— Start —
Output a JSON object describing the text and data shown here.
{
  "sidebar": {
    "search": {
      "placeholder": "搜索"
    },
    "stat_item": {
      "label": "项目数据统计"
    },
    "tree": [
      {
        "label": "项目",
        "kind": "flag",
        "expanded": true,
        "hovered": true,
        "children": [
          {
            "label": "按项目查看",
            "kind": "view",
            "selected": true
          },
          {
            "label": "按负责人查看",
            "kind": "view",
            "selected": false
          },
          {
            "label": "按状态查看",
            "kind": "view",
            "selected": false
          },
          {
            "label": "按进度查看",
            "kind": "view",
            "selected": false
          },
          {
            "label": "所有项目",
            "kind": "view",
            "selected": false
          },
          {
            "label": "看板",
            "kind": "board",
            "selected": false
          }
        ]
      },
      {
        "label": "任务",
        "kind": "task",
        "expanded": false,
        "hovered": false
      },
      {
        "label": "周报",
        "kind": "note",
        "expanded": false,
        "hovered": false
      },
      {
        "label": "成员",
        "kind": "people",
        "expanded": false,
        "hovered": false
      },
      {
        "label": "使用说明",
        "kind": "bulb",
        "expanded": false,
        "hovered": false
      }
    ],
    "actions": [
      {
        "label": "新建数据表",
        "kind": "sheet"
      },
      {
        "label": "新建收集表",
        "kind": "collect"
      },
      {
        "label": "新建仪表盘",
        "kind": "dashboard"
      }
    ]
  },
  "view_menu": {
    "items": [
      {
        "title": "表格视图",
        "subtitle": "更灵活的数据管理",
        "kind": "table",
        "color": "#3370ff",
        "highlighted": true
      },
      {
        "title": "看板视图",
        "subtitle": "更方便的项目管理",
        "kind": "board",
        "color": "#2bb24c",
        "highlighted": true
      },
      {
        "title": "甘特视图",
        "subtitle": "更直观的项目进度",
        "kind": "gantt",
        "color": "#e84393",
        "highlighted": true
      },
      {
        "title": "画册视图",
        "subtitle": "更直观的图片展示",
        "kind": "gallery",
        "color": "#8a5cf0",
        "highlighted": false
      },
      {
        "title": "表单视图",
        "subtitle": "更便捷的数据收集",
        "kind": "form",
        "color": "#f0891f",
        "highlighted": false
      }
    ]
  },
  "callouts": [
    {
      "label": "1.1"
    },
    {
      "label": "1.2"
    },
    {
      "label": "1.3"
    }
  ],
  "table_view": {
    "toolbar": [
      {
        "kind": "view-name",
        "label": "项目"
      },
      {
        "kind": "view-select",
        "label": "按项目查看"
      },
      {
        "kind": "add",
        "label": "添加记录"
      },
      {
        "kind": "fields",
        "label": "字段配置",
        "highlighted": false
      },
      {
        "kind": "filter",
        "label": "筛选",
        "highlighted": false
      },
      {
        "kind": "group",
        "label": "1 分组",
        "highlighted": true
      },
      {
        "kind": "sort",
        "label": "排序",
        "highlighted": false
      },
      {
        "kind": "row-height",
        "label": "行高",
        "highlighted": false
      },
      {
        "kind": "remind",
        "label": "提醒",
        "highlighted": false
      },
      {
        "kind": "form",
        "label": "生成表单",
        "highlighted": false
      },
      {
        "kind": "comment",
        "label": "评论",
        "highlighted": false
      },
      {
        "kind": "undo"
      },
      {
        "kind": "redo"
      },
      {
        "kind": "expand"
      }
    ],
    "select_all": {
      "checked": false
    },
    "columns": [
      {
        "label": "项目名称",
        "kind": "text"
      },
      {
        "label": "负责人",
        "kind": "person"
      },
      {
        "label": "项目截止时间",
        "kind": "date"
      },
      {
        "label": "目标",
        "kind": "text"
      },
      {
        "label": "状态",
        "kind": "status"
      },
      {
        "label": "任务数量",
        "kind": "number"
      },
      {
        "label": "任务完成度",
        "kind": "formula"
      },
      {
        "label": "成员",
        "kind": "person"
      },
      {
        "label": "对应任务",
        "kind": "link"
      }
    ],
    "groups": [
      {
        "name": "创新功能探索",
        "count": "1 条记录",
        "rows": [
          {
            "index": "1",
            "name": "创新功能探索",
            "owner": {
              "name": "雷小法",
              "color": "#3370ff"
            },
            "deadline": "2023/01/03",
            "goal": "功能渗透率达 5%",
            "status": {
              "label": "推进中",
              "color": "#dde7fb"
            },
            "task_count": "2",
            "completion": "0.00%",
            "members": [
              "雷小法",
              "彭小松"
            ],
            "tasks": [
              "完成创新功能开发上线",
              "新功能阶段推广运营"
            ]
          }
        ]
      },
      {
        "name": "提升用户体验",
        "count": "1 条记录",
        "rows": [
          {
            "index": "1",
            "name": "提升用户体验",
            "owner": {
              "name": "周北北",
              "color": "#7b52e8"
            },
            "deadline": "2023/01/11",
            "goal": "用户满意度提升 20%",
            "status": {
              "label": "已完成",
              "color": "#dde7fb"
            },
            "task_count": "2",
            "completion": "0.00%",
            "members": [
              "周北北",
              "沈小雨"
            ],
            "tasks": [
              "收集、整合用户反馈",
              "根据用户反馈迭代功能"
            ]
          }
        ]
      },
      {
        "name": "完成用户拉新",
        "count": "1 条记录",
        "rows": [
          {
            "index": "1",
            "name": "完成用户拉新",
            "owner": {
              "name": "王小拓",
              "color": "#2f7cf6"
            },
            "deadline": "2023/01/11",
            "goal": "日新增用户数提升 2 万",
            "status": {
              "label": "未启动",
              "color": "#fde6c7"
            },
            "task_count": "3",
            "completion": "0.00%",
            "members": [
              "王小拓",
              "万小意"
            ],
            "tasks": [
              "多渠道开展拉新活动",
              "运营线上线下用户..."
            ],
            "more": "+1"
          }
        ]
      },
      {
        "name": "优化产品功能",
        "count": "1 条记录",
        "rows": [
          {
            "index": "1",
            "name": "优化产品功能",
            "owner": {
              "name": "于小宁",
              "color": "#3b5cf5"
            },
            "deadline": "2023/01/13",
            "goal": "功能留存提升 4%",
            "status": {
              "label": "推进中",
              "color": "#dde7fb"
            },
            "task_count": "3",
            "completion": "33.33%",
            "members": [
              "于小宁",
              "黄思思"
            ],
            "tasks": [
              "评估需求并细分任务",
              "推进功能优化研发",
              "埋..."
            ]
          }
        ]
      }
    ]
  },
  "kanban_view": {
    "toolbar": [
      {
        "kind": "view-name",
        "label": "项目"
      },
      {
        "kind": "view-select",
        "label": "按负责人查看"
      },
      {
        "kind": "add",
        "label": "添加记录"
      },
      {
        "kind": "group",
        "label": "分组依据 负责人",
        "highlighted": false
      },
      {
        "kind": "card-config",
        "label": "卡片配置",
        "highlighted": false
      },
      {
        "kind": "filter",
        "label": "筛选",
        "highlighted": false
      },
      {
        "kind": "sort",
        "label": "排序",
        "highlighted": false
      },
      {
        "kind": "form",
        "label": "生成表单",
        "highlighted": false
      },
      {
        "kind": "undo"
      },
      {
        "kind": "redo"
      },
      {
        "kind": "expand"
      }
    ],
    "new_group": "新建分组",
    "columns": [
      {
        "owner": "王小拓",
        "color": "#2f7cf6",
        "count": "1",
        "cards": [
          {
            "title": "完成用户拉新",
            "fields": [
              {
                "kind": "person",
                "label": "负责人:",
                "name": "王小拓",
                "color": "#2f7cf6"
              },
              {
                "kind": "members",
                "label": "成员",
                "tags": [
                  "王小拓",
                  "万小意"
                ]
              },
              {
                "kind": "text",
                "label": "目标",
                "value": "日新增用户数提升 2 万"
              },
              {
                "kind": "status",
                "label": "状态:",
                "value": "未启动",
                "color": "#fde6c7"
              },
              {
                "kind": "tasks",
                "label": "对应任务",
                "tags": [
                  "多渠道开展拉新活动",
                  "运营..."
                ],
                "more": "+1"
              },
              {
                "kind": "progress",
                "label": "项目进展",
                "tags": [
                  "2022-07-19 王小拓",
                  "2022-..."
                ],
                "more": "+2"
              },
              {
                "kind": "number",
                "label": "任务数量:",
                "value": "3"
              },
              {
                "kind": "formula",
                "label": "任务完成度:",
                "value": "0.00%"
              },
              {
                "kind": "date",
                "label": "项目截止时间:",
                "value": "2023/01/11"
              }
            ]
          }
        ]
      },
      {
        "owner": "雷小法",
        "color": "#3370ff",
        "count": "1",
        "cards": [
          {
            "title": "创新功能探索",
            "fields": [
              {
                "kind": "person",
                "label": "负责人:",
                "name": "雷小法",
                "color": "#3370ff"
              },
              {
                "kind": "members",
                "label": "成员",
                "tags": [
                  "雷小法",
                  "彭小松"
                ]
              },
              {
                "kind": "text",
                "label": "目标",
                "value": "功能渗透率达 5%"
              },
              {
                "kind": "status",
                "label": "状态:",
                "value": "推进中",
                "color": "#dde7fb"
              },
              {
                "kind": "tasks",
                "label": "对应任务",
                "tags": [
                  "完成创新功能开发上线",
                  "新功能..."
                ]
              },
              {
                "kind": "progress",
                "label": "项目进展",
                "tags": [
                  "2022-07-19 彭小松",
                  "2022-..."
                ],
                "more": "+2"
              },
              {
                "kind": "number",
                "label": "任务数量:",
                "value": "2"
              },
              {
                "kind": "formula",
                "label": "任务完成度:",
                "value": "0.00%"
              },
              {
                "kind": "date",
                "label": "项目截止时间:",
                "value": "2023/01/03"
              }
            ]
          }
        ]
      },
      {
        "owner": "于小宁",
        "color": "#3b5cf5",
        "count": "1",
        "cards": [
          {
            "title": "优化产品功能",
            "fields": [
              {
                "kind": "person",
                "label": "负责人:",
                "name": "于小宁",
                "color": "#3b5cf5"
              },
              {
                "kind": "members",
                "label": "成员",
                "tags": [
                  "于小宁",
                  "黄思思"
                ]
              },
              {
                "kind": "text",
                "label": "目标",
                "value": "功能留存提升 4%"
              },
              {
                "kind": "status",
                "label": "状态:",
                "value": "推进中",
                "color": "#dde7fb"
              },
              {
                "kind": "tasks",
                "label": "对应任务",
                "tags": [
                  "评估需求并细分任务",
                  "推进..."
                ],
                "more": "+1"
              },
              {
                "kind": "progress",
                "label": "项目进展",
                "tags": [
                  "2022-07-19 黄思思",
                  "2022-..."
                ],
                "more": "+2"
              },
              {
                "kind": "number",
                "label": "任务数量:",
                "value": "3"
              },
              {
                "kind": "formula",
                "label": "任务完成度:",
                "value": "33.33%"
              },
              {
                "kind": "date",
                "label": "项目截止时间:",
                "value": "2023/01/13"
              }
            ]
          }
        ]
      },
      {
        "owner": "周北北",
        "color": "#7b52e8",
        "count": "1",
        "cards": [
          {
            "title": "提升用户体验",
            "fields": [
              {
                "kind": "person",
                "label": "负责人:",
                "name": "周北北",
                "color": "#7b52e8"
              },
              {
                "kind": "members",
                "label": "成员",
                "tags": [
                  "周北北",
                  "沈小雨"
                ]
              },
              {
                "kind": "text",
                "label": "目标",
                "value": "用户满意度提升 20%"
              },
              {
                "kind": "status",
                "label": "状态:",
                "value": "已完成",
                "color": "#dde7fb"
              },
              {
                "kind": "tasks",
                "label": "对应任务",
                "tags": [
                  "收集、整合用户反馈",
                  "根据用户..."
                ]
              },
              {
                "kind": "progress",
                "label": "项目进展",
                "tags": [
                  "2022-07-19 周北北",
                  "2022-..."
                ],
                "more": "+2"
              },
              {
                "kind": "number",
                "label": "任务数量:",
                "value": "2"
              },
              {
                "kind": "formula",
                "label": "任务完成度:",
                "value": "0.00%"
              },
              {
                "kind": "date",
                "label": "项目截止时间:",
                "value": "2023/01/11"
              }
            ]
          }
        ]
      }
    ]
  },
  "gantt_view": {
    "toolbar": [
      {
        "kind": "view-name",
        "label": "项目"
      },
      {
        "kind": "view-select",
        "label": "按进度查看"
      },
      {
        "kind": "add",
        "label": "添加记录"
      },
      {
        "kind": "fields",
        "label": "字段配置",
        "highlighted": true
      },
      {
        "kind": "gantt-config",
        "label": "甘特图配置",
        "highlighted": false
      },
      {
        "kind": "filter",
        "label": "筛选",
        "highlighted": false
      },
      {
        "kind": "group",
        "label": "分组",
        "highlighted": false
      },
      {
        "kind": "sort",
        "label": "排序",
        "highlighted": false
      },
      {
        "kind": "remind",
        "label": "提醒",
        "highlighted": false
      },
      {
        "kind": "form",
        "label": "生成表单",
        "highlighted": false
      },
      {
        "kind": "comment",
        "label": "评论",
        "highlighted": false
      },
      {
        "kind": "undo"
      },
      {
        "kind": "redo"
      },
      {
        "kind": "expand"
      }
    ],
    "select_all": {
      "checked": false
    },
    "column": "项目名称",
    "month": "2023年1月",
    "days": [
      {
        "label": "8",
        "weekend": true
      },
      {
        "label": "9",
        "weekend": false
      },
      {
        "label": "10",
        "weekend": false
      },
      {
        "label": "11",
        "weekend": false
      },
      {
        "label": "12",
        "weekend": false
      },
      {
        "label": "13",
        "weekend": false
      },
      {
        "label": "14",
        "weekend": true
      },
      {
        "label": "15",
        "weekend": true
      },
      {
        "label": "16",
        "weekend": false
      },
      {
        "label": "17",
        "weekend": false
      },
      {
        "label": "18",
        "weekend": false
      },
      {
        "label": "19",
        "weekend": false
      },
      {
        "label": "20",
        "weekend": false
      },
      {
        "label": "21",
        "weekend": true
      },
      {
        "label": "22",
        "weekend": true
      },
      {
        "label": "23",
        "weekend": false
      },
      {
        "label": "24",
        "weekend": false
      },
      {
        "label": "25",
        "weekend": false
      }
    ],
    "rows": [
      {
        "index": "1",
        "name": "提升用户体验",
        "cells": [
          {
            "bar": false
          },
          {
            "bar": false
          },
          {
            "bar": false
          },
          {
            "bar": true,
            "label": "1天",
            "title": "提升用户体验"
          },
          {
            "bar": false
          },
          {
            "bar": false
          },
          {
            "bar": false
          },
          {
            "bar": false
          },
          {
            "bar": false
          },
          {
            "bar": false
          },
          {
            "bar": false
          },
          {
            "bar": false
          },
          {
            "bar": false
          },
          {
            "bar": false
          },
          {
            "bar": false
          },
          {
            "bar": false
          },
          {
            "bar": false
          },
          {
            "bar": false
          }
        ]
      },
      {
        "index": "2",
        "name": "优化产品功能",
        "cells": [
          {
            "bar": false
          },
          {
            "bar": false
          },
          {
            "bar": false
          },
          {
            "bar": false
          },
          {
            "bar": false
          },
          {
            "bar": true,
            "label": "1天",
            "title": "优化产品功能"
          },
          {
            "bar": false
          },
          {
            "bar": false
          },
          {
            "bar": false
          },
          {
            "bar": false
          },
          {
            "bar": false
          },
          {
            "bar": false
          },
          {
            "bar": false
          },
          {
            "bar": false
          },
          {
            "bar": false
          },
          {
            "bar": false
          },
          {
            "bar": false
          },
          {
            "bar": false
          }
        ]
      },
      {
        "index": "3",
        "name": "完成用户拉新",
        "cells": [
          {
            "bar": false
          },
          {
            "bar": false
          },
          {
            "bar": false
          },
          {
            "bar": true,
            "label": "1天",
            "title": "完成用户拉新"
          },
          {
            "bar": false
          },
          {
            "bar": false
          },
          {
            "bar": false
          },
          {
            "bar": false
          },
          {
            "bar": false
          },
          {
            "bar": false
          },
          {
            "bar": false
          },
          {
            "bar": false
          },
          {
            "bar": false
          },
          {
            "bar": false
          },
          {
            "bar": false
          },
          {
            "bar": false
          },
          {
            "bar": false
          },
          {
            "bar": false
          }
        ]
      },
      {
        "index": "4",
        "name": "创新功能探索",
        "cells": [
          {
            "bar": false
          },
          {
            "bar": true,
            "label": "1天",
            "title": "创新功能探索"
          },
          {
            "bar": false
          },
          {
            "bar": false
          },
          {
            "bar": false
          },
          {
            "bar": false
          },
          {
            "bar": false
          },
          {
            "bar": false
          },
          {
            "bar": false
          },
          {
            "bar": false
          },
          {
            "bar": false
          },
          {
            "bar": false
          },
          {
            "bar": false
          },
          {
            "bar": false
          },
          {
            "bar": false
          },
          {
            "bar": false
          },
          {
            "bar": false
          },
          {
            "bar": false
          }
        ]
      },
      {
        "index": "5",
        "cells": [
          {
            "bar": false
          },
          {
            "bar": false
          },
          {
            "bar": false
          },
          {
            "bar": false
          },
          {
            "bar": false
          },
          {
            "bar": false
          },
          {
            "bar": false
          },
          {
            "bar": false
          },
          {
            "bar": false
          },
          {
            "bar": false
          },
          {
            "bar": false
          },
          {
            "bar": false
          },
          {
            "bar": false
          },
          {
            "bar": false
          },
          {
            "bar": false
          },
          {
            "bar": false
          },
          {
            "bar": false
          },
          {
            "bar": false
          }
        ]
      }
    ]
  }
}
— End —
WORK INSTRUCTIONS:
Give the number of lines where the string "goal" occurs, without any further text.

RESPONSE TO THE TASK:
4